**TASK STATEMENT:** Only lines with the string "本题正确率为" matter here; gather them from the material below.
==================================================
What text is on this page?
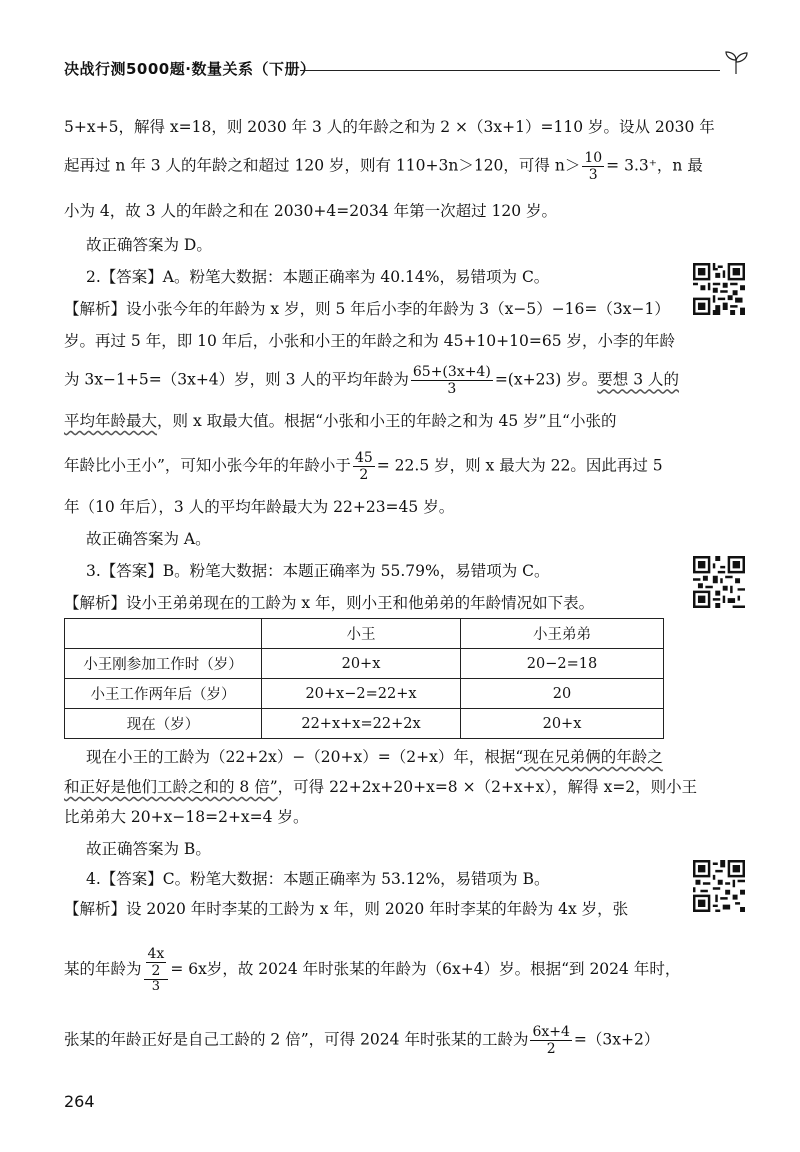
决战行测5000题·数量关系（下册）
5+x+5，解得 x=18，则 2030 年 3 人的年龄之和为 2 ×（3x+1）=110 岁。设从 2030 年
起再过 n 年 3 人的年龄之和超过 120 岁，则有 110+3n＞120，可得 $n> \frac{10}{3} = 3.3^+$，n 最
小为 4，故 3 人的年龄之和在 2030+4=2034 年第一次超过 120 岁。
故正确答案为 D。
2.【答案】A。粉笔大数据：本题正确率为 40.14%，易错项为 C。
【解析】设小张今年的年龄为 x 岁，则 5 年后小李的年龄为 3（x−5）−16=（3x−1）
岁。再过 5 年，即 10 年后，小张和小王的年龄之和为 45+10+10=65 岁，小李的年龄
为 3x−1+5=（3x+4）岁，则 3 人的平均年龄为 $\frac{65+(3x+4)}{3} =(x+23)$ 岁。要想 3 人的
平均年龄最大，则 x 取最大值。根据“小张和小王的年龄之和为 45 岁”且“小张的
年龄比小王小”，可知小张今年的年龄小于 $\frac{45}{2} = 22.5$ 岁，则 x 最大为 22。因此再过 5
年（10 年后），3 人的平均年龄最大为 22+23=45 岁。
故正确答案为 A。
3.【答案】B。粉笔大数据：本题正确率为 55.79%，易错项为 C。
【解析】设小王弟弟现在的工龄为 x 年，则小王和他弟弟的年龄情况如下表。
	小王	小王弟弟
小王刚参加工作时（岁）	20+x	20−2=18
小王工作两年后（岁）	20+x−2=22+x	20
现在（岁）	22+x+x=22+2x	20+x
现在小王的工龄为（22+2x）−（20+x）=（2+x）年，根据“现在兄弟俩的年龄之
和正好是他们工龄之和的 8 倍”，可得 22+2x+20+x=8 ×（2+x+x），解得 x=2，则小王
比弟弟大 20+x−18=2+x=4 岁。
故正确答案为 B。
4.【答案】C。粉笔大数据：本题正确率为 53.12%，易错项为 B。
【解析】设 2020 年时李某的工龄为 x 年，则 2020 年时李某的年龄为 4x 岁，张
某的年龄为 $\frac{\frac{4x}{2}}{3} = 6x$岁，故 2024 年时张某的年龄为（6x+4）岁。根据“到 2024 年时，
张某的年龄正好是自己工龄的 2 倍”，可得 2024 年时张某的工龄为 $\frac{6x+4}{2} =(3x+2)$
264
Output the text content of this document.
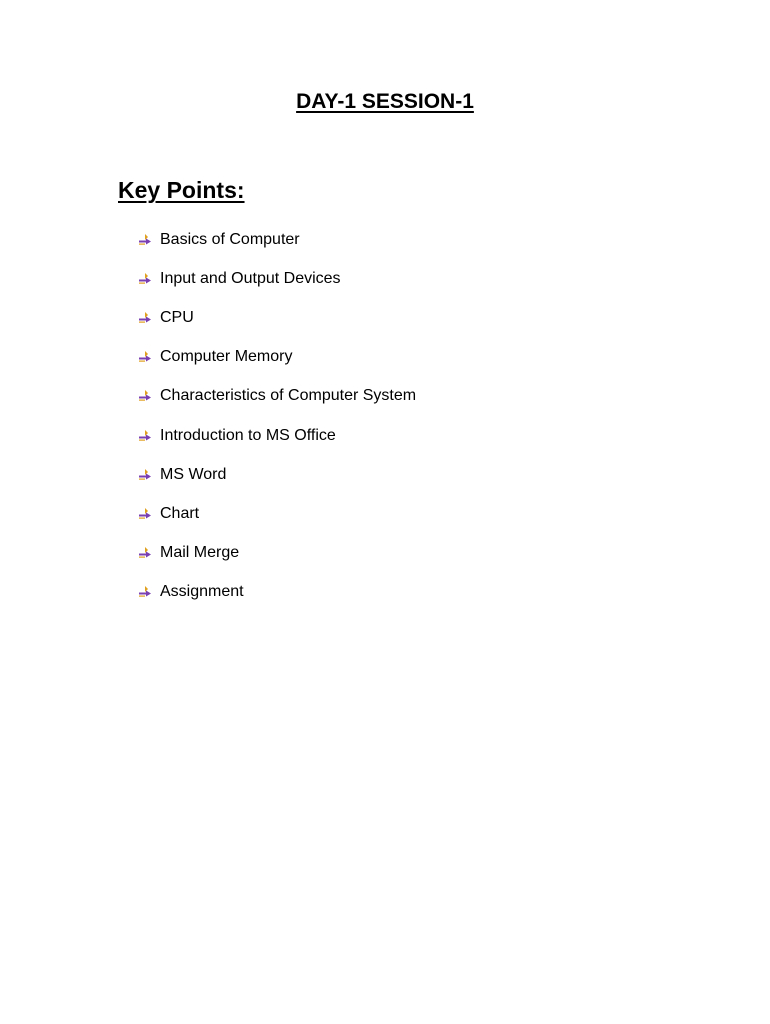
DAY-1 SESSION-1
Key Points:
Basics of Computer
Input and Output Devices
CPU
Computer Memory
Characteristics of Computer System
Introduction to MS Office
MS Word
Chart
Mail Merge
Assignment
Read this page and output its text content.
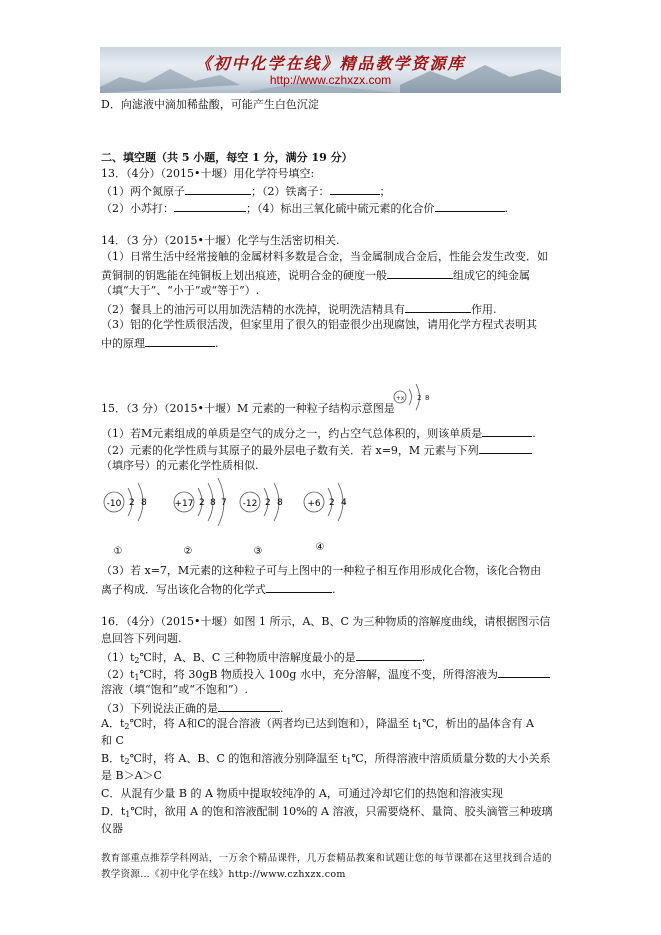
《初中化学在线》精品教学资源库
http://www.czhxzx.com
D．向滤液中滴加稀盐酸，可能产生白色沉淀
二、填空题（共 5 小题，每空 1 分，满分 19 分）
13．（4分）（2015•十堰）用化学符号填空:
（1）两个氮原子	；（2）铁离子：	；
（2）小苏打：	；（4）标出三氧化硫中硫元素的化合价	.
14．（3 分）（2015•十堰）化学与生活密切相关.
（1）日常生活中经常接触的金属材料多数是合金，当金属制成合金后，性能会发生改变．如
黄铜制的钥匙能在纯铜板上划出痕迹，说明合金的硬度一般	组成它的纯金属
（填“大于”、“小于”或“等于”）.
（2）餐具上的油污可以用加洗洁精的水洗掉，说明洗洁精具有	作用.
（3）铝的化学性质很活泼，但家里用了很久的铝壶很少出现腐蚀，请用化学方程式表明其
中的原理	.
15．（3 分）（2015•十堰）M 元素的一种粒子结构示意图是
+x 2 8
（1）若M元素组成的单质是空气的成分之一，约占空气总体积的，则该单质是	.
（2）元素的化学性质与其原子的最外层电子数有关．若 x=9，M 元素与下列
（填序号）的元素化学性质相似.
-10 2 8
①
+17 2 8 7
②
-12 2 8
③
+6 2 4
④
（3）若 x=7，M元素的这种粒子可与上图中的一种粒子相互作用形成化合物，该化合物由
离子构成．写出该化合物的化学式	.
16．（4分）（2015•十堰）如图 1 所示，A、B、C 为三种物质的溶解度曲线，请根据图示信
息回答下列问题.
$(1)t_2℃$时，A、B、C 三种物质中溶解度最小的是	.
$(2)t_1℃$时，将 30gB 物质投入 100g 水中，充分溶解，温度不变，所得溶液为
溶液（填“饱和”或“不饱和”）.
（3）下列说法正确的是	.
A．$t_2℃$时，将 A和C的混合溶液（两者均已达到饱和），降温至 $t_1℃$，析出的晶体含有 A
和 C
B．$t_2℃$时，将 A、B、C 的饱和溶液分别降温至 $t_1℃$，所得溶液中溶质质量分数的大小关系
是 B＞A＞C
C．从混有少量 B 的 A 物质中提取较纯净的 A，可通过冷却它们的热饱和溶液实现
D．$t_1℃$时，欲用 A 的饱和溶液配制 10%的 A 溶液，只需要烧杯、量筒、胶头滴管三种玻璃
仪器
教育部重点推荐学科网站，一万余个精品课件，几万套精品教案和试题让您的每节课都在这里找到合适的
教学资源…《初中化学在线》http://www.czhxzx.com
==================================================
**RIGHT ANSWER:**
2.【答案】A。粉笔大数据：本题正确率为 40.14%，易错项为 C。
3.【答案】B。粉笔大数据：本题正确率为 55.79%，易错项为 C。
4.【答案】C。粉笔大数据：本题正确率为 53.12%，易错项为 B。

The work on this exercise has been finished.